▸ WHAT YOU ARE ASKED TO DO:
Gather every line that includes the word "decimals", please.

(Data tied to figure images)
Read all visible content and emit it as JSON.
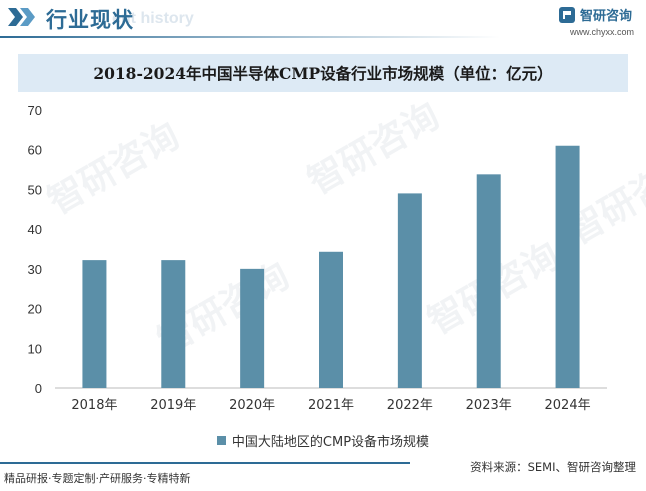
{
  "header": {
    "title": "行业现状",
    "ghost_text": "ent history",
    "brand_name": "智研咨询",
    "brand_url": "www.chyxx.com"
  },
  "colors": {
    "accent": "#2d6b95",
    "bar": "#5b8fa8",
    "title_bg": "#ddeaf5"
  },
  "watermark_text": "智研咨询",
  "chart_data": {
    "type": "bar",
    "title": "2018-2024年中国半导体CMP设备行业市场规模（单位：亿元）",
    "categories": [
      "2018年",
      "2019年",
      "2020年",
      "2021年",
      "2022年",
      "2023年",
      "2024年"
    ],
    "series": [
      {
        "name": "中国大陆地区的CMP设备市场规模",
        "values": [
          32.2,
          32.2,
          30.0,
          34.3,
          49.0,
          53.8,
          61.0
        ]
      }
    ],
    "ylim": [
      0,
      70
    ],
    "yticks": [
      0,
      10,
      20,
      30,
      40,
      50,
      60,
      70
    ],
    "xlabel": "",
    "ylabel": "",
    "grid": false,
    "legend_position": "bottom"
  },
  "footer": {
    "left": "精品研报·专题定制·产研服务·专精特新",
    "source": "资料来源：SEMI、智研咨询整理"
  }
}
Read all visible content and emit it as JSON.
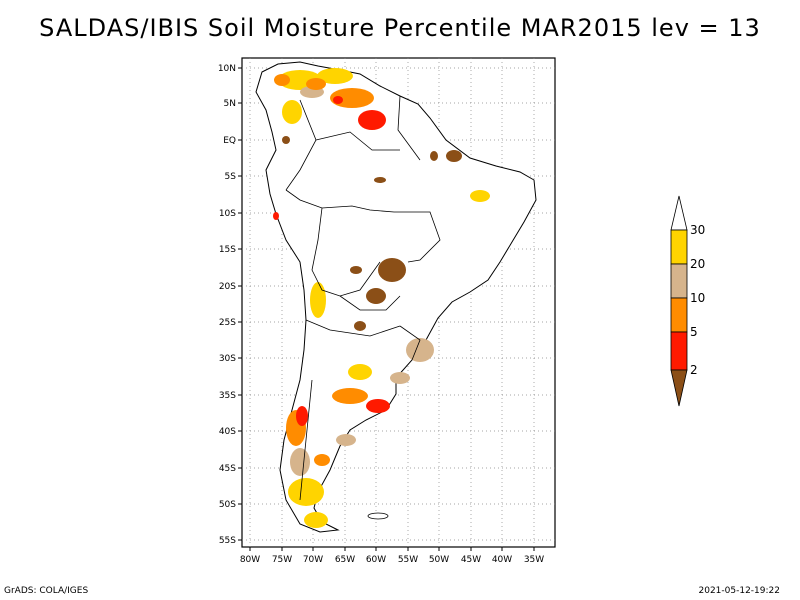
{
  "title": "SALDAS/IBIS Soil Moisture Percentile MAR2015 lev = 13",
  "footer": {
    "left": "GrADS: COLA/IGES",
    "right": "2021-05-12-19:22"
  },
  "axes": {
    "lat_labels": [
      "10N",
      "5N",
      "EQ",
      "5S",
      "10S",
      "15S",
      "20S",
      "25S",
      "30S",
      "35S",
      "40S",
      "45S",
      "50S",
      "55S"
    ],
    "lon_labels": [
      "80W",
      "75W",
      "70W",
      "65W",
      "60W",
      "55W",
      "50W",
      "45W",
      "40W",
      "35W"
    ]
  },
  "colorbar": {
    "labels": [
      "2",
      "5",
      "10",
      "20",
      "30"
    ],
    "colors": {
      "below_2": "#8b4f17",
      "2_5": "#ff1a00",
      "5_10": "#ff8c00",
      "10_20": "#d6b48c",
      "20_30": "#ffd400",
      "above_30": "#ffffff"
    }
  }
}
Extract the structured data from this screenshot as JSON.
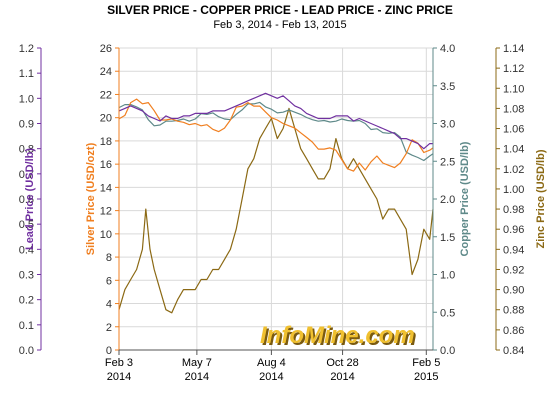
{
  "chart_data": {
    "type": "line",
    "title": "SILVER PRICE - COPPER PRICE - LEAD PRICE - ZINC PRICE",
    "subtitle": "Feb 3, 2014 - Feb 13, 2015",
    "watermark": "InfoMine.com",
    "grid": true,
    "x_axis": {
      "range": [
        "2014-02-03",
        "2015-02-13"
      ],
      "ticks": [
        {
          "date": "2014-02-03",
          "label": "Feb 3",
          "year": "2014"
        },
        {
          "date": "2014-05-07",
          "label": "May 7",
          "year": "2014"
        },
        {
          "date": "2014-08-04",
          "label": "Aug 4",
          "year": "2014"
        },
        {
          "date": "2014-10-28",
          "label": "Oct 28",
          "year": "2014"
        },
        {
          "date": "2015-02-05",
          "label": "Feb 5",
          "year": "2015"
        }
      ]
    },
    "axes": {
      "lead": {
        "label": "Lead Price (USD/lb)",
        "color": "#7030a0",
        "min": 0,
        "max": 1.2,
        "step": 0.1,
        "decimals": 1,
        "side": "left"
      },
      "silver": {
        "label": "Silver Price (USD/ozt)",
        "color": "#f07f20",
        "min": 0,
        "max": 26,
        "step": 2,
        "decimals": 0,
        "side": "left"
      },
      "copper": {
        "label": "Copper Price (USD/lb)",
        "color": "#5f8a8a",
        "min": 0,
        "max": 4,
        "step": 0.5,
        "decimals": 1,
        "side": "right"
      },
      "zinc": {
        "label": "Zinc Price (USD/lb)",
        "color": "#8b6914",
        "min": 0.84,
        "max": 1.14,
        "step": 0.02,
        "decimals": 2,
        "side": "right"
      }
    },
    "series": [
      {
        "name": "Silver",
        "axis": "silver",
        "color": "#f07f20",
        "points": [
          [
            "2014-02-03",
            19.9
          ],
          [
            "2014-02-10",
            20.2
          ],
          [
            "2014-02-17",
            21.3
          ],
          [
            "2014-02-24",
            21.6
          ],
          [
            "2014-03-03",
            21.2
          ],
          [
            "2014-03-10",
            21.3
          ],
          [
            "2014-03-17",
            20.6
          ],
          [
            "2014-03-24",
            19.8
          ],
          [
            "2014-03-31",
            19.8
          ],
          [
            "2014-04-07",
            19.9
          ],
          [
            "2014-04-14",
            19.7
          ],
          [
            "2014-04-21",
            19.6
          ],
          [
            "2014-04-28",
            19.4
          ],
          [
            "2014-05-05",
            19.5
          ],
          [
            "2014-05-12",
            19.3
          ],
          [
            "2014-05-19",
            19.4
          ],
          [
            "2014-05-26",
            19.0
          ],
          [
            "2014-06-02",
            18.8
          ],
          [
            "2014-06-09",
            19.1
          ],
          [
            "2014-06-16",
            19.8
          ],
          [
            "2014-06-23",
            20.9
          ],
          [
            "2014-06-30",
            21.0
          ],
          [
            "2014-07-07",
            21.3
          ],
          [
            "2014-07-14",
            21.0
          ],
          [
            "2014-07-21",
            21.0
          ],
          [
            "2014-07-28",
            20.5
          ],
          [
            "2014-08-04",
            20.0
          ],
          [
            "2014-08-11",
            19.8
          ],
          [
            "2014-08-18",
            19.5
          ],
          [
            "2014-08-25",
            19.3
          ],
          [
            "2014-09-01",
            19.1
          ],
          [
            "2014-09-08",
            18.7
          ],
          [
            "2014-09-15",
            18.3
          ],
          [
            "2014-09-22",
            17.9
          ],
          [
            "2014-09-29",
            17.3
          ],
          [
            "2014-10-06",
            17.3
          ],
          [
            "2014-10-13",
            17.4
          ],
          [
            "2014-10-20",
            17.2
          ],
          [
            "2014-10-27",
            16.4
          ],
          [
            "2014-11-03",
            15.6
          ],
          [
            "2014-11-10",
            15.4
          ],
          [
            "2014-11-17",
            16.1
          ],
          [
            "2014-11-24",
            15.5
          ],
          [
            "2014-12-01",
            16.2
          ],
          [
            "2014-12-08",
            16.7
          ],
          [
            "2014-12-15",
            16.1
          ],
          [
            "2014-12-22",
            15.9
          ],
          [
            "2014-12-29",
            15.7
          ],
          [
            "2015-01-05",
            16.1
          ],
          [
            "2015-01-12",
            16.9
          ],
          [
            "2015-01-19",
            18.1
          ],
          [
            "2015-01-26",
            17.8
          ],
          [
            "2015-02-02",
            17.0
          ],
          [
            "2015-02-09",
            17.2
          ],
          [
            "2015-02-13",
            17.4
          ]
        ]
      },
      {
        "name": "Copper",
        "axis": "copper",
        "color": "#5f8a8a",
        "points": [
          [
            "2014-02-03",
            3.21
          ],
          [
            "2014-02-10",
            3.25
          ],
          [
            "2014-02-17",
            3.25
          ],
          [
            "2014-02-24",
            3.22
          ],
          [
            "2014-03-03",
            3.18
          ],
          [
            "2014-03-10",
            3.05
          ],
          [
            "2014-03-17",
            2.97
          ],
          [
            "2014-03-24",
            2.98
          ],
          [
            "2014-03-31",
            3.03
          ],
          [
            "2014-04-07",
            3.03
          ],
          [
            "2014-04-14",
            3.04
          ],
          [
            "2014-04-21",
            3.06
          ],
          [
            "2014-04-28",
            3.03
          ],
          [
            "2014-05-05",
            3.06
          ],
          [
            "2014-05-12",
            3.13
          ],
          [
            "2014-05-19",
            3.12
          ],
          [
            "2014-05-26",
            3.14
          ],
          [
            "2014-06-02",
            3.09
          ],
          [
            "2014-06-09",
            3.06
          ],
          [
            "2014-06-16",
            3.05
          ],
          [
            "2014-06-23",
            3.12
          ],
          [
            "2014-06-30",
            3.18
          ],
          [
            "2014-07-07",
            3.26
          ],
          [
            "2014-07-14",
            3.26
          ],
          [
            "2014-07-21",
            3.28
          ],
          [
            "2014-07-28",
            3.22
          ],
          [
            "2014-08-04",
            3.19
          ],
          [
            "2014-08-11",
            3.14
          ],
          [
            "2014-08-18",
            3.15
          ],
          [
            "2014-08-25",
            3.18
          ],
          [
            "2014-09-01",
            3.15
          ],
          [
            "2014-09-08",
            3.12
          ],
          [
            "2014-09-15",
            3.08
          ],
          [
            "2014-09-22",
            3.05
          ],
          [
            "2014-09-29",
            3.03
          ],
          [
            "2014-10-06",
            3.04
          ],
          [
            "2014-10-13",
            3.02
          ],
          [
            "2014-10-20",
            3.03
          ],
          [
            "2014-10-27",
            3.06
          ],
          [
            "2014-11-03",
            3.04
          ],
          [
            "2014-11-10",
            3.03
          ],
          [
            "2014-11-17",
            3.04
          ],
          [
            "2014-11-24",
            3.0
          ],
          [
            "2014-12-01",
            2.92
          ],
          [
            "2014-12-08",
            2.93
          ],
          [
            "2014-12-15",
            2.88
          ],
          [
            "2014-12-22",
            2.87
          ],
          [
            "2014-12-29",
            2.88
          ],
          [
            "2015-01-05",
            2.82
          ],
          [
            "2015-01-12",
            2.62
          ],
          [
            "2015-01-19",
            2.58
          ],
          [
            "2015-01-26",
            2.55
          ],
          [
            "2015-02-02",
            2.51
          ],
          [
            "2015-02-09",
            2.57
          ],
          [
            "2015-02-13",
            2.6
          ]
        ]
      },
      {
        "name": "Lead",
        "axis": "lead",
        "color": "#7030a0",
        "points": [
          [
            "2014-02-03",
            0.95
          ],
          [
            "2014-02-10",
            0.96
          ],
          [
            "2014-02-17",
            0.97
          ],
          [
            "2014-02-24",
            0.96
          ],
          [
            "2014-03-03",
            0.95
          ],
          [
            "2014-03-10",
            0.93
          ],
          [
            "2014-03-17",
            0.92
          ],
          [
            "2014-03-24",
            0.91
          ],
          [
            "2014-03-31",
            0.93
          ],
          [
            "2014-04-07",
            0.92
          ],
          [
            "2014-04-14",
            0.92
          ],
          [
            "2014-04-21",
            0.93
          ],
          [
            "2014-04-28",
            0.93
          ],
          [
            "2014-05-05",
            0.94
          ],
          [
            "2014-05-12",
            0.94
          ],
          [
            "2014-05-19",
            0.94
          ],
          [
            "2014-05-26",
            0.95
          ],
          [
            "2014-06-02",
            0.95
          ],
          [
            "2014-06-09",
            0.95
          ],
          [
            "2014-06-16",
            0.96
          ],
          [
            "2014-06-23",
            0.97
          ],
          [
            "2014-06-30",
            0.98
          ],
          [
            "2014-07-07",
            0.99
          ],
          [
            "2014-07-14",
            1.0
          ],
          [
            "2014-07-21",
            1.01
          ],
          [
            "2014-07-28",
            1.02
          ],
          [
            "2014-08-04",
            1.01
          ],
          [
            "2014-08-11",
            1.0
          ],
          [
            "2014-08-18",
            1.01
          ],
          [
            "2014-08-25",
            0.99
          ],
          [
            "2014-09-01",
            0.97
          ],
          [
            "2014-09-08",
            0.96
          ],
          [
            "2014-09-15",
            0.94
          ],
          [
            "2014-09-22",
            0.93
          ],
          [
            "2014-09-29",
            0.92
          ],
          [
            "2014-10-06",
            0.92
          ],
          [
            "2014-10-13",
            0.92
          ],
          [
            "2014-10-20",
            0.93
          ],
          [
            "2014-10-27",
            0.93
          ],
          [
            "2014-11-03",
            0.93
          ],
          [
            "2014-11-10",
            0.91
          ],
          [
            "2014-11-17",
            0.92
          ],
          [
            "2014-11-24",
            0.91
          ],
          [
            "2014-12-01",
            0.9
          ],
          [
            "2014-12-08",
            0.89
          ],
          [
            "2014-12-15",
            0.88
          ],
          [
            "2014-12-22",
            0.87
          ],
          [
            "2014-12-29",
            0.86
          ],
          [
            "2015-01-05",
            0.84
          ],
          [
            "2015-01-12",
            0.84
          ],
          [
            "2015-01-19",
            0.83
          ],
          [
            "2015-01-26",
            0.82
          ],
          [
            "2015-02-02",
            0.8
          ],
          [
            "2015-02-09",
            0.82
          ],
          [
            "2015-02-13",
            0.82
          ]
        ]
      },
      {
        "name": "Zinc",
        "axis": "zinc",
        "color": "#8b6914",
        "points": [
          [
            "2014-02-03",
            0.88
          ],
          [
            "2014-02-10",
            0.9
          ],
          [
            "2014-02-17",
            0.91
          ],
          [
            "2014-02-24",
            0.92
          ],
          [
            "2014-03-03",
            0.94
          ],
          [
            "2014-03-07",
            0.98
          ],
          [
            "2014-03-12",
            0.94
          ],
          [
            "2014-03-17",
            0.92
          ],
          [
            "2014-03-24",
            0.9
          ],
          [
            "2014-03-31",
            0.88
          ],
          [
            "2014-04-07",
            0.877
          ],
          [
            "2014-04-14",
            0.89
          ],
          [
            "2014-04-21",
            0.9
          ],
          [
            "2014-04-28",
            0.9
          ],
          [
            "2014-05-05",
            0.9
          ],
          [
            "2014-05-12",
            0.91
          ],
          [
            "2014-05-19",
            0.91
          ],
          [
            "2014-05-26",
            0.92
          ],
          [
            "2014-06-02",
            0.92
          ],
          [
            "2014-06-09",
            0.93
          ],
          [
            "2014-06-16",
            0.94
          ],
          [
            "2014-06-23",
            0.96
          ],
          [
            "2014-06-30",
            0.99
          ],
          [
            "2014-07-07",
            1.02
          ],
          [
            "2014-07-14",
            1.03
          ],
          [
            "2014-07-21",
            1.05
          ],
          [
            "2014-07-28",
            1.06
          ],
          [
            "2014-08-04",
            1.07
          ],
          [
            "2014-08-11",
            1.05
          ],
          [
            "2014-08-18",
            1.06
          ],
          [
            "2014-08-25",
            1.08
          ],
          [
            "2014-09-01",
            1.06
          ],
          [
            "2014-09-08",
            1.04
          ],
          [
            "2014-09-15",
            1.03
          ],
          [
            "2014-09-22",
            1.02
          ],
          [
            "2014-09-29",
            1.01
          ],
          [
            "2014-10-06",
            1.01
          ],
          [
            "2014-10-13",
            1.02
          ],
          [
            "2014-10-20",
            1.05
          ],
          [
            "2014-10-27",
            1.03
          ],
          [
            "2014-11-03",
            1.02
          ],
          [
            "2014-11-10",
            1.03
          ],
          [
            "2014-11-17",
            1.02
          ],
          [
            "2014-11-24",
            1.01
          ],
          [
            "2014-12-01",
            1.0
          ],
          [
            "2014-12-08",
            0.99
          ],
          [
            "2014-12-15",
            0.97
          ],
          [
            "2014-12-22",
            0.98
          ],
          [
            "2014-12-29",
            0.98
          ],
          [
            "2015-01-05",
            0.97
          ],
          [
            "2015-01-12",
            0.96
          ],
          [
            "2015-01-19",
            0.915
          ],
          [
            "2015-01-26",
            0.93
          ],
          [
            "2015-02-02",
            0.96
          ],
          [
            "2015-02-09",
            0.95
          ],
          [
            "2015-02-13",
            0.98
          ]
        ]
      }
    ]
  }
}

▸ RESULT:
        "decimals": 1,
        "decimals": 0,
        "decimals": 1,
        "decimals": 2,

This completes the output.